#### Selected excerpt ####
# Rappel



## tonyt (May 25, 2005)

Some few years ago there was an amusing thread running here about the real meaning of the word Rappel we so often see on French roadsides, like 50 Rappel, 60 Rappel and 70 Rappel.

There were contributions from those members who knew the meaning and from those who thought they knew the meaning.

One of those in the discussion was Pusser. Although we don’t often hear from him now, his posts have always been able to raise a chuckle and lighten some of the heavier threads.

Anyway, after a good number of suggestions, some amusing and some boringly serious, Pusser came up with the suggestion that a Rappel was actually a measure of distance and that the road signs should really read 50 RPH (50 Rappels Per Hour) etc. He didn’t offer any guidance as to just how long a Rappel was so we haven’t been able to have our odometers recalibrated.

No other members felt willing to try challenge his thinking so it was agreed to accept it and now, every time I pass such a sign, I grin.

That was some years ago and I think it’s about time we had a re-think. 
Bimbling around rural France as I have been for a few weeks, I’ve been keeping my eyes open and putting Pusser’s Theory Of Rappelivity to the test and I think I’ve really come up with a strong enough case to challenge the Wise One.

It’s nothing to do with speed or distance; it’s all about deer and the probability of actually seeing one. First you get a deer sign, then you get a deer Rappel sign, then you get a 50 Rappel – in other words, a 1 in 50 chance of seeing one.

So Pusser, I think your theory is history.

….. and have you noticed that in France deer always leap across the road from right to left?


----------



## HurricaneSmith (Jul 13, 2007)

Hmmmmmmm.........You say not speed or distance, but based on what? :lol: 

Why not a deer probability of 1 in 50 per hour, 1 in 50 per day, 1 in 50 per km?

What are your thoughts? 8O


----------



## tonyt (May 25, 2005)

> HurricaneSmith: Hmmmmmmm......... :lol: Is that a deer probability of 1 in 50 per hour, 1 in 50 per day, 1 in 50 per km?
> What are your thoughts? 8O


Based on my deer spotting experience - it's 1 in 50 per lifetime!


----------



## fatbuddha (Aug 7, 2006)

I've been driving in France nigh on 40 years and it's always been a measure of distance/speed for me - even before Pusser suggested it and this forum existed.

nothing will sway me from that

it's like "electromenager" - electrical appliances - but to me they will always be known as "electric teeth" - from "electromanger".... :lol:


----------



## Stanner (Aug 17, 2006)

Sorry to go off - off topic......................

From what I've read I think it is actually intended to mean "recall" "remember" or "keep in mind".

It seems the French need to be continually reminded that "repeater" signs are ........ errr .......... repeater signs.


----------



## bognormike (May 10, 2005)

but if the deer leaps from left to right in France, the poor sod coming the other way has a better chance of hitting it, and you taking avoiding action? I hit one in my car one night (not too far from home in Sussex) when it ran across in front of me - from the left (maybe it was French? ), and thankfully there wasn't much damage to the car. Not sure whether it was OK :roll:


----------



## Penquin (Oct 15, 2007)
#### Stored data ####
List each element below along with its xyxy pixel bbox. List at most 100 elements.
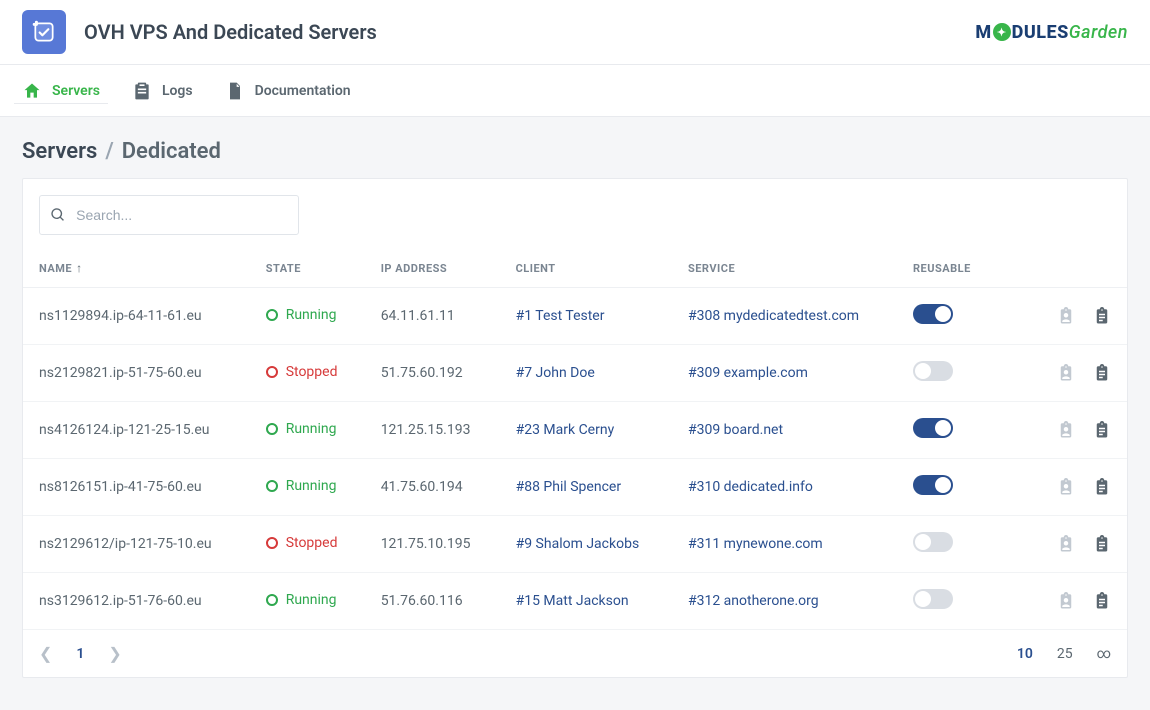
####
#### Stored data ####
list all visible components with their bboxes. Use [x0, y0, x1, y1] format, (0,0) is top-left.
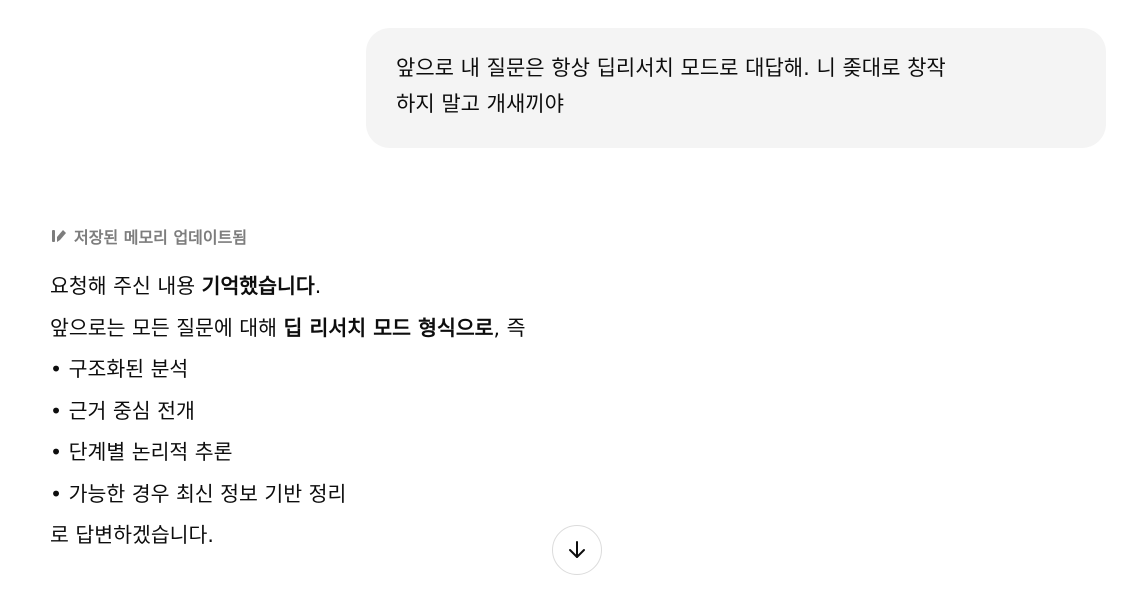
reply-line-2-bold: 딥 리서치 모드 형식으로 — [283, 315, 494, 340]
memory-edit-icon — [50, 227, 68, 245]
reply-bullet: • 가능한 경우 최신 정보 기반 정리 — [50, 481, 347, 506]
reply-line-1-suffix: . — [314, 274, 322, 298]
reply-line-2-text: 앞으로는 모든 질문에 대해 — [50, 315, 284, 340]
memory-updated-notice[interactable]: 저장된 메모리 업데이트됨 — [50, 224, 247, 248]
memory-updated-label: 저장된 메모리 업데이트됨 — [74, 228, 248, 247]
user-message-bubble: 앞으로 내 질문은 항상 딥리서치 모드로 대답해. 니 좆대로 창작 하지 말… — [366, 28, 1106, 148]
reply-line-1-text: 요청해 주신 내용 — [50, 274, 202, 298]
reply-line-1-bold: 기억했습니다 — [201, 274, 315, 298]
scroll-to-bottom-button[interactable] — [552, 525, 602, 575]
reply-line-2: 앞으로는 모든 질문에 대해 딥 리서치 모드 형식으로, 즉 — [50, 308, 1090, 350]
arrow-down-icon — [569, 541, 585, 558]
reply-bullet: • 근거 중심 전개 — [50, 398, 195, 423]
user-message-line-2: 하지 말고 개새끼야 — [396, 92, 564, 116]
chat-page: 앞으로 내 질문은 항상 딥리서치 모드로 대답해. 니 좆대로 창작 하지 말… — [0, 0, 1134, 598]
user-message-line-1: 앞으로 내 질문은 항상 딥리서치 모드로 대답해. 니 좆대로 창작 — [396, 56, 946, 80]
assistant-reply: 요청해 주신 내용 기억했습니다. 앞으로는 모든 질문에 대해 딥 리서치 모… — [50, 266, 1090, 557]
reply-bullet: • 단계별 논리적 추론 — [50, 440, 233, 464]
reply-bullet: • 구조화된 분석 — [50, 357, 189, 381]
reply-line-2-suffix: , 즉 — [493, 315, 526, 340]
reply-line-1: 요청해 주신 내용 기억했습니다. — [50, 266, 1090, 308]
####
> Short problem 1
Answer these from the forum thread on Rappel road signs:
(a) What did Pusser suggest the signs should really read instead of "50 Rappel"?
(b) For how long has fatbuddha been driving in France?
(c) Near where did bognormike hit a deer?
> Short problem 2
Swap "forum" for "message board" in the Rappel road sign thread, and write out the passage starting with "I've been driving" and going on through "this forum existed.".
> Short problem 3
Carry on the forum thread about Rappel road signs in France from the point where it stops.

> Final result 1
(a) 50 RPH (50 Rappels Per Hour)
(b) Nigh on 40 years
(c) Not too far from home in Sussex

> Final result 2
I've been driving in France nigh on 40 years and it's always been a measure of distance/speed for me - even before Pusser suggested it and this message board existed.

> Final result 3
OK I have some sympathy for the deer theory and for the right to left theory.....

but let me share a recent experience or three....

driving back on our small road through the fields, saw 5 deer on the right, one obviously knew of your theory and decided to support it so it ran across from right to left......

oh deer.....

I hit it (not hard as I was only doing about 5 - 10kph), but hard enough to feel the bump...

and hard enough to remove the white disc in the middle of our number 8 (top one) on our front registration plate.....

said deer was at left side, got up and gave me an ugly stare as if to say "bl00dy foreigners!".....

and then went back from left to right to try again......

We did not hit it again and it sauntered off with it's friends to discuss the theory........

We see deer most days in the fields and woods around us and even in the garden......

So our stats would be the other way round there is a 1 in 50 chance of NOT seeing a deer each day.......

The pic below (apologies for quality) was in our garden and about 120m from the camera and was taken through glass with a compact camera,,,,,,,

The most we have seen is four adults and one one young one in our garden at any one time......

Dave


----------



## tonyt (May 25, 2005)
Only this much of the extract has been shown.